### Aufgabe 1:
Beantworte zum Text über Gotthold Mayer diese Fragen:
(a) In welchem Jahr und in welchem Postamt wird Mayer Schreibgehilfe?
(b) Welches Amt übernimmt er 1920?
(c) Wo ist die Badische Genossenschafts-Bank in ihren frühen Jahren untergebracht?
### Aufgabe 2:
Bitte gib aus dem Text über Gotthold Mayer alles von „Vom Postinspektor zum“ bis hinunter zu „Kapitel der Bankengeschichte.“ wortgetreu wieder.
### Aufgabe 3:
Fasse den Absatz im Text über Gotthold Mayer, der mit „Gotthold Mayer kennt die Situation“ beginnt, kürzer als Stichpunktliste zusammen und behalte dabei die wesentlichen Fakten bei.

### Textauszug:
--*--

Vom Postinspektor zum Bankier

Der Postbeamte Gotthold Mayer entpuppt sich 1921 als begabter Bankier. Ein Lebensweg und außergewöhnliches Kapitel der Bankengeschichte.

Der Beamtensohn

Gotthold Eugen Mayer kommt am 18. Mai 1887 in einem Beamtenhaushalt zur Welt. Sein Vater Gotthilf ist Volksschulrektor in Durlach. Nach dem Besuch der Oberrealschule wird der 16-jährige Gotthold Mayer 1903 Schreibgehilfe im Postamt Flehingen, Landkreis Karlsruhe.

In den nächsten Jahren engagiert sich Mayer stark für seinen Berufsstand und wird 1920 Vorsitzender der Bezirks-Postgewerkschaft für das Land Baden. Auch seine Frau Anna Maria Magdalena hat die Post im Blut: Sie ist die Tochter eines Sergeanten und späteren Oberpostsekretärs.

Quelle: ullstein
Kinderspiel: Junge in Postbotenuniform, um 1910.

Quelle: BBBank
»Spart bei der Beamtenbank!«, heißt es im Kassenraum, 1930er Jahre.

Kleine Bezüge

Gotthold Mayer kennt die Situation vieler Beamter gut. Besonders Staatsdiener der unteren Besoldungsgruppen, etwa bei der Eisenbahn, bei der Post oder in den Schulen, kommen finanziell nur schwer über die Runden. Nach dem Ersten Weltkrieg wurden die Bezüge gekürzt und oft verzögert ausgezahlt. Größere Anschaffungen sind für viele unmöglich, denn Beamte gelten als »nicht kreditwürdig« und kaum einer führt ein eigenes Konto. Das will Mayer ändern. Nach der Gründung der Badischen Genossenschafts-Bank 1921 entpuppt sich der Postinspektor als begabter Bankier.

Gotthold Mayers Nähe zur Post und zu Beamtenorganisationen spiegeln sich in den frühen Jahren »seiner« Badischen Genossenschafts-Bank wider. Die ist in einem kleinen Raum im Haus des Beamtenbundes untergebracht und wickelt ihre Geschäfte über das Postscheckamt Karlsruhe ab.

Von mir aus ging die Anregung, den technischen Betrieb der Bank eng an das Postscheckverfahren anzulehnen.

--*--

### Bereitgestellte Daten:
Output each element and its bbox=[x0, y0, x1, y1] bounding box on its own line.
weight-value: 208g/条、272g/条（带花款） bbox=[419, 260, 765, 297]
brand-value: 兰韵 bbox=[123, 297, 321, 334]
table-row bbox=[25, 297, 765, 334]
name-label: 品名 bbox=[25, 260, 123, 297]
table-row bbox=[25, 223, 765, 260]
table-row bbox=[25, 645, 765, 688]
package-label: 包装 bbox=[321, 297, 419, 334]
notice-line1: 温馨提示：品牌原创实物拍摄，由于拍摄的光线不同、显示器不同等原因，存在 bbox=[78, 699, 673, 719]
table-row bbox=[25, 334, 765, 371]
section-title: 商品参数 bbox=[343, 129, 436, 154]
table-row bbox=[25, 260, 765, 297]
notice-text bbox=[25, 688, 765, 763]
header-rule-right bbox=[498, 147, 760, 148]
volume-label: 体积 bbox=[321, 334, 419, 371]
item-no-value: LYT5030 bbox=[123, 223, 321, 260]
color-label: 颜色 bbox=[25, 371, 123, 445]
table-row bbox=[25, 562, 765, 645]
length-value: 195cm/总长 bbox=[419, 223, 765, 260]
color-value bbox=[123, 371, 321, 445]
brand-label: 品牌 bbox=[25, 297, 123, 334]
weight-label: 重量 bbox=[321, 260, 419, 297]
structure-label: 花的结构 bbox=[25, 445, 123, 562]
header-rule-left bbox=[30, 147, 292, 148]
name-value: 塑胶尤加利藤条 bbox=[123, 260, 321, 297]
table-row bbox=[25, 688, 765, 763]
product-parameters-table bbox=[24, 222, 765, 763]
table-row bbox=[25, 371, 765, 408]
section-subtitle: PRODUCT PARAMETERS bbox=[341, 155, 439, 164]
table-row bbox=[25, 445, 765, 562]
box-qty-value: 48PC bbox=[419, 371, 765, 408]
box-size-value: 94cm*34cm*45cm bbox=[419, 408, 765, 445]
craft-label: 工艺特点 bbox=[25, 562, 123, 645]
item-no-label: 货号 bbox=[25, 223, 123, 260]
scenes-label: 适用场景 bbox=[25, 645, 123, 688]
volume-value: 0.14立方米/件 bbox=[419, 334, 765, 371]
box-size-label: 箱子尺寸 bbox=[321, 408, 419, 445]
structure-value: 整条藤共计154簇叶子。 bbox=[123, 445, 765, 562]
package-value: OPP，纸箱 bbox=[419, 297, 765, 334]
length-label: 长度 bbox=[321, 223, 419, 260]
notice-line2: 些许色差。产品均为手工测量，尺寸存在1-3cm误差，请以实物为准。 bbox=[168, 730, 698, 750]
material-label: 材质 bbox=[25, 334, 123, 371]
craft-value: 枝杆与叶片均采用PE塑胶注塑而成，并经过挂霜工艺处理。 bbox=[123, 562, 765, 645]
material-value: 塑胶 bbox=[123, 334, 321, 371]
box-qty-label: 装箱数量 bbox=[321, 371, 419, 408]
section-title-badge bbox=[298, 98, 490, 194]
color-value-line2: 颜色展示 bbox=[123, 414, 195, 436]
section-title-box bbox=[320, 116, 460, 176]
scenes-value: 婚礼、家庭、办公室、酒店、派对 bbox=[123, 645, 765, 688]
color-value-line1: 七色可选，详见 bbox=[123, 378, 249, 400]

--*--

### Antwort 1:
(a) 1903, im Postamt Flehingen, Landkreis Karlsruhe.
(b) Er wird Vorsitzender der Bezirks-Postgewerkschaft für das Land Baden.
(c) In einem kleinen Raum im Haus des Beamtenbundes.

### Antwort 2:
Vom Postinspektor zum Bankier

Der Postbeamte Gotthold Mayer entpuppt sich 1921 als begabter Bankier. Ein Lebensweg und außergewöhnliches Kapitel der Bankengeschichte.

### Antwort 3:
- Mayer kennt die Lage vieler Beamter gut.
- Vor allem Staatsdiener unterer Besoldungsgruppen (Eisenbahn, Post, Schulen) kommen finanziell nur schwer über die Runden.
- Nach dem Ersten Weltkrieg wurden die Bezüge gekürzt und oft verzögert ausgezahlt.
- Größere Anschaffungen sind für viele unmöglich: Beamte gelten als »nicht kreditwürdig«, kaum einer führt ein eigenes Konto.
- Mayer will das ändern. Nach der Gründung der Badischen Genossenschafts-Bank 1921 entpuppt sich der Postinspektor als begabter Bankier.